— Start MATERIAL FOR THIS EXERCISE —

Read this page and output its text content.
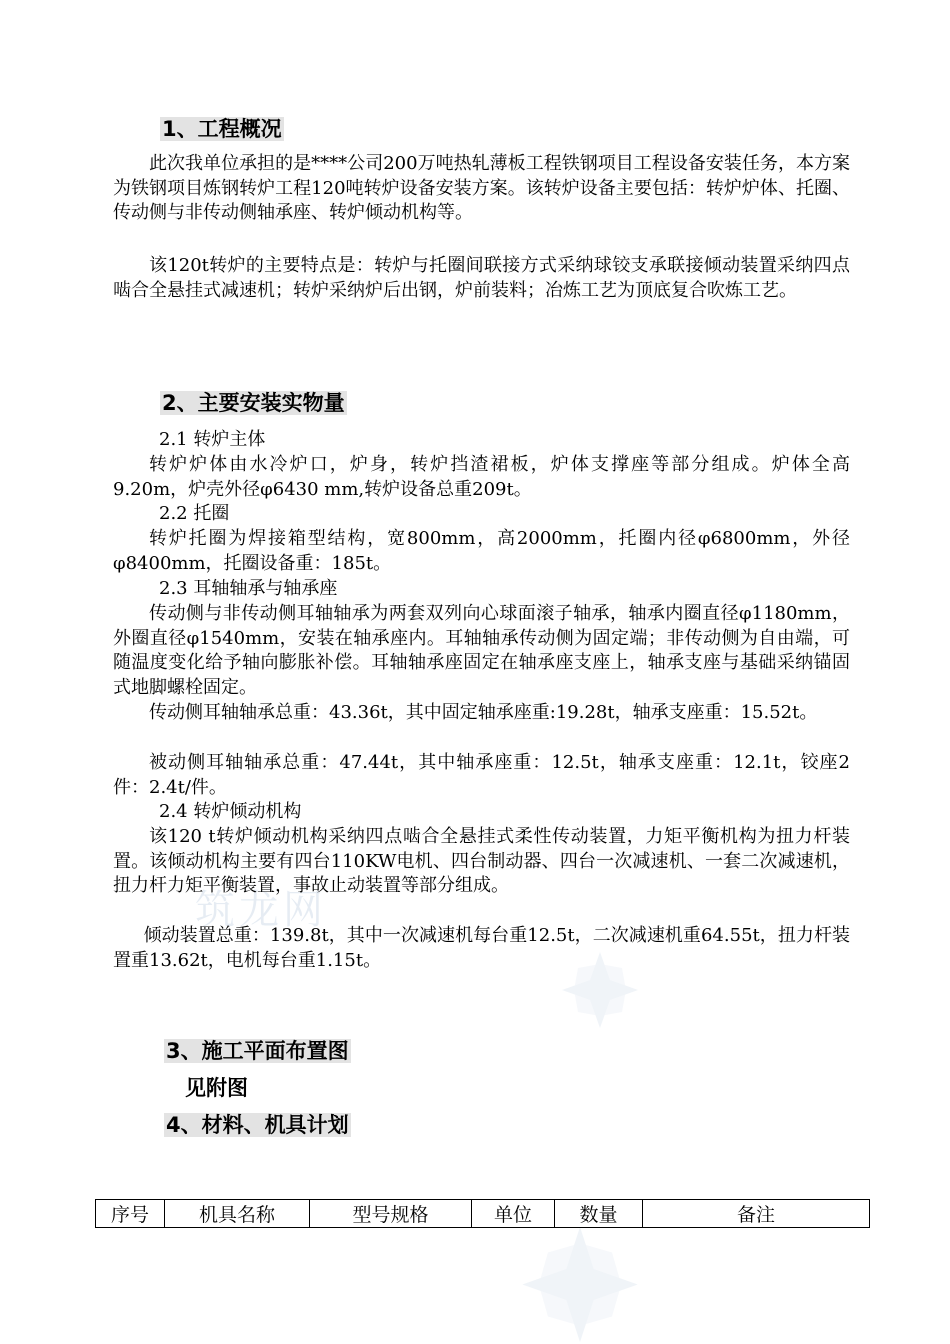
筑龙网
1、工程概况

此次我单位承担的是****公司200万吨热轧薄板工程铁钢项目工程设备安装任务，本方案为铁钢项目炼钢转炉工程120吨转炉设备安装方案。该转炉设备主要包括：转炉炉体、托圈、传动侧与非传动侧轴承座、转炉倾动机构等。

该120t转炉的主要特点是：转炉与托圈间联接方式采纳球铰支承联接倾动装置采纳四点啮合全悬挂式减速机；转炉采纳炉后出钢，炉前装料；冶炼工艺为顶底复合吹炼工艺。

2、主要安装实物量

2.1 转炉主体

转炉炉体由水冷炉口，炉身，转炉挡渣裙板，炉体支撑座等部分组成。炉体全高9.20m，炉壳外径φ6430 mm,转炉设备总重209t。

2.2 托圈

转炉托圈为焊接箱型结构，宽800mm，高2000mm，托圈内径φ6800mm，外径φ8400mm，托圈设备重：185t。

2.3 耳轴轴承与轴承座

传动侧与非传动侧耳轴轴承为两套双列向心球面滚子轴承，轴承内圈直径φ1180mm，外圈直径φ1540mm，安装在轴承座内。耳轴轴承传动侧为固定端；非传动侧为自由端，可随温度变化给予轴向膨胀补偿。耳轴轴承座固定在轴承座支座上，轴承支座与基础采纳锚固式地脚螺栓固定。

传动侧耳轴轴承总重：43.36t，其中固定轴承座重:19.28t，轴承支座重：15.52t。

被动侧耳轴轴承总重：47.44t，其中轴承座重：12.5t，轴承支座重：12.1t，铰座2件：2.4t/件。

2.4 转炉倾动机构

该120 t转炉倾动机构采纳四点啮合全悬挂式柔性传动装置，力矩平衡机构为扭力杆装置。该倾动机构主要有四台110KW电机、四台制动器、四台一次减速机、一套二次减速机，扭力杆力矩平衡装置，事故止动装置等部分组成。

倾动装置总重：139.8t，其中一次减速机每台重12.5t，二次减速机重64.55t，扭力杆装置重13.62t，电机每台重1.15t。

3、施工平面布置图
见附图
4、材料、机具计划
序号	机具名称	型号规格	单位	数量	备注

— End MATERIAL FOR THIS EXERCISE —

→ WHAT IS REQUIRED: Looking at the data above, show all lines where the word "轴承支座重" occurs.

→ SOLUTION FOR THIS EXERCISE:
传动侧耳轴轴承总重：43.36t，其中固定轴承座重:19.28t，轴承支座重：15.52t。
被动侧耳轴轴承总重：47.44t，其中轴承座重：12.5t，轴承支座重：12.1t，铰座2件：2.4t/件。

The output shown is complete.